WHAT IS ASKED:
Identify the lines that contain the string "Demand" and copy all of them.

-- begin DATA ENTRIES --

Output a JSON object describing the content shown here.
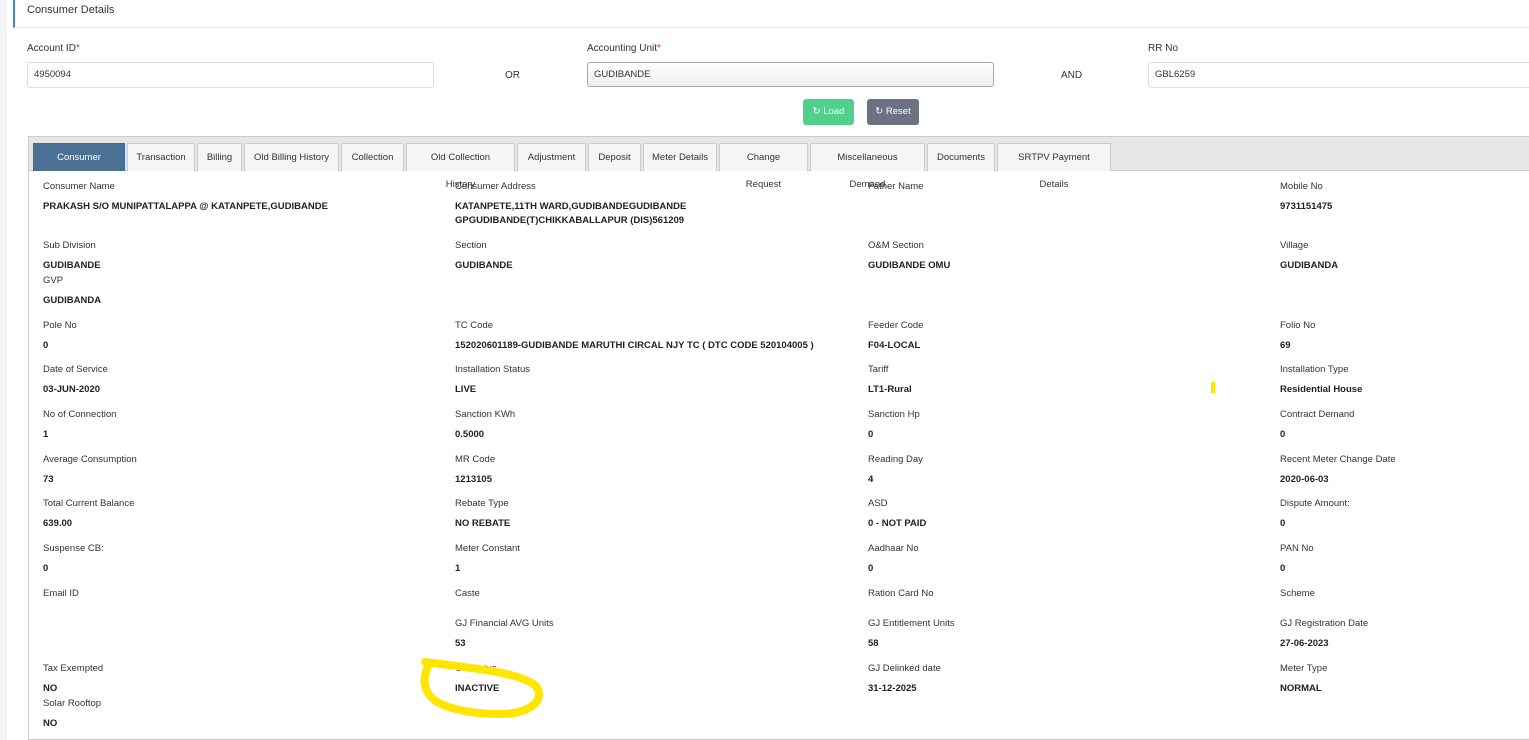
{
  "header": {
    "title": "Consumer Details"
  },
  "search": {
    "account_id_label": "Account ID",
    "account_id_value": "4950094",
    "or_label": "OR",
    "accounting_unit_label": "Accounting Unit",
    "accounting_unit_value": "GUDIBANDE",
    "and_label": "AND",
    "rr_no_label": "RR No",
    "rr_no_value": "GBL6259",
    "required_mark": "*",
    "load_label": "Load",
    "reset_label": "Reset"
  },
  "colors": {
    "load": "#4fd18b",
    "reset": "#6c7283",
    "active_tab": "#4a7094",
    "highlight": "#ffe600"
  },
  "tabs": [
    "Consumer Details",
    "Transaction",
    "Billing",
    "Old Billing History",
    "Collection",
    "Old Collection History",
    "Adjustment",
    "Deposit",
    "Meter Details",
    "Change Request",
    "Miscellaneous Demand",
    "Documents",
    "SRTPV Payment Details"
  ],
  "fields": [
    {
      "label": "Consumer Name",
      "value": "PRAKASH S/O MUNIPATTALAPPA @ KATANPETE,GUDIBANDE",
      "row": 0,
      "col": 0
    },
    {
      "label": "Consumer Address",
      "value": "KATANPETE,11TH WARD,GUDIBANDEGUDIBANDE GPGUDIBANDE(T)CHIKKABALLAPUR (DIS)561209",
      "row": 0,
      "col": 1
    },
    {
      "label": "Father Name",
      "value": "",
      "row": 0,
      "col": 2
    },
    {
      "label": "Mobile No",
      "value": "9731151475",
      "row": 0,
      "col": 3
    },
    {
      "label": "Sub Division",
      "value": "GUDIBANDE",
      "row": 1,
      "col": 0
    },
    {
      "label": "Section",
      "value": "GUDIBANDE",
      "row": 1,
      "col": 1
    },
    {
      "label": "O&M Section",
      "value": "GUDIBANDE OMU",
      "row": 1,
      "col": 2
    },
    {
      "label": "Village",
      "value": "GUDIBANDA",
      "row": 1,
      "col": 3
    },
    {
      "label": "GVP",
      "value": "GUDIBANDA",
      "row": 2,
      "col": 0
    },
    {
      "label": "Pole No",
      "value": "0",
      "row": 3,
      "col": 0
    },
    {
      "label": "TC Code",
      "value": "152020601189-GUDIBANDE MARUTHI CIRCAL NJY TC ( DTC CODE 520104005 )",
      "row": 3,
      "col": 1
    },
    {
      "label": "Feeder Code",
      "value": "F04-LOCAL",
      "row": 3,
      "col": 2
    },
    {
      "label": "Folio No",
      "value": "69",
      "row": 3,
      "col": 3
    },
    {
      "label": "Date of Service",
      "value": "03-JUN-2020",
      "row": 4,
      "col": 0
    },
    {
      "label": "Installation Status",
      "value": "LIVE",
      "row": 4,
      "col": 1
    },
    {
      "label": "Tariff",
      "value": "LT1-Rural",
      "row": 4,
      "col": 2
    },
    {
      "label": "Installation Type",
      "value": "Residential House",
      "row": 4,
      "col": 3
    },
    {
      "label": "No of Connection",
      "value": "1",
      "row": 5,
      "col": 0
    },
    {
      "label": "Sanction KWh",
      "value": "0.5000",
      "row": 5,
      "col": 1
    },
    {
      "label": "Sanction Hp",
      "value": "0",
      "row": 5,
      "col": 2
    },
    {
      "label": "Contract Demand",
      "value": "0",
      "row": 5,
      "col": 3
    },
    {
      "label": "Average Consumption",
      "value": "73",
      "row": 6,
      "col": 0
    },
    {
      "label": "MR Code",
      "value": "1213105",
      "row": 6,
      "col": 1
    },
    {
      "label": "Reading Day",
      "value": "4",
      "row": 6,
      "col": 2
    },
    {
      "label": "Recent Meter Change Date",
      "value": "2020-06-03",
      "row": 6,
      "col": 3
    },
    {
      "label": "Total Current Balance",
      "value": "639.00",
      "row": 7,
      "col": 0
    },
    {
      "label": "Rebate Type",
      "value": "NO REBATE",
      "row": 7,
      "col": 1
    },
    {
      "label": "ASD",
      "value": "0 - NOT PAID",
      "row": 7,
      "col": 2
    },
    {
      "label": "Dispute Amount:",
      "value": "0",
      "row": 7,
      "col": 3
    },
    {
      "label": "Suspense CB:",
      "value": "0",
      "row": 8,
      "col": 0
    },
    {
      "label": "Meter Constant",
      "value": "1",
      "row": 8,
      "col": 1
    },
    {
      "label": "Aadhaar No",
      "value": "0",
      "row": 8,
      "col": 2
    },
    {
      "label": "PAN No",
      "value": "0",
      "row": 8,
      "col": 3
    },
    {
      "label": "Email ID",
      "value": "",
      "row": 9,
      "col": 0
    },
    {
      "label": "Caste",
      "value": "",
      "row": 9,
      "col": 1
    },
    {
      "label": "Ration Card No",
      "value": "",
      "row": 9,
      "col": 2
    },
    {
      "label": "Scheme",
      "value": "",
      "row": 9,
      "col": 3
    },
    {
      "label": "GJ Financial AVG Units",
      "value": "53",
      "row": 10,
      "col": 1
    },
    {
      "label": "GJ Entitlement Units",
      "value": "58",
      "row": 10,
      "col": 2
    },
    {
      "label": "GJ Registration Date",
      "value": "27-06-2023",
      "row": 10,
      "col": 3
    },
    {
      "label": "Tax Exempted",
      "value": "NO",
      "row": 11,
      "col": 0
    },
    {
      "label": "GJ Status",
      "value": "INACTIVE",
      "row": 11,
      "col": 1
    },
    {
      "label": "GJ Delinked date",
      "value": "31-12-2025",
      "row": 11,
      "col": 2
    },
    {
      "label": "Meter Type",
      "value": "NORMAL",
      "row": 11,
      "col": 3
    },
    {
      "label": "Solar Rooftop",
      "value": "NO",
      "row": 12,
      "col": 0
    }
  ]
}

-- end DATA ENTRIES --

SOLUTION FOR THIS EXERCISE:
    "Miscellaneous Demand",
      "label": "Contract Demand",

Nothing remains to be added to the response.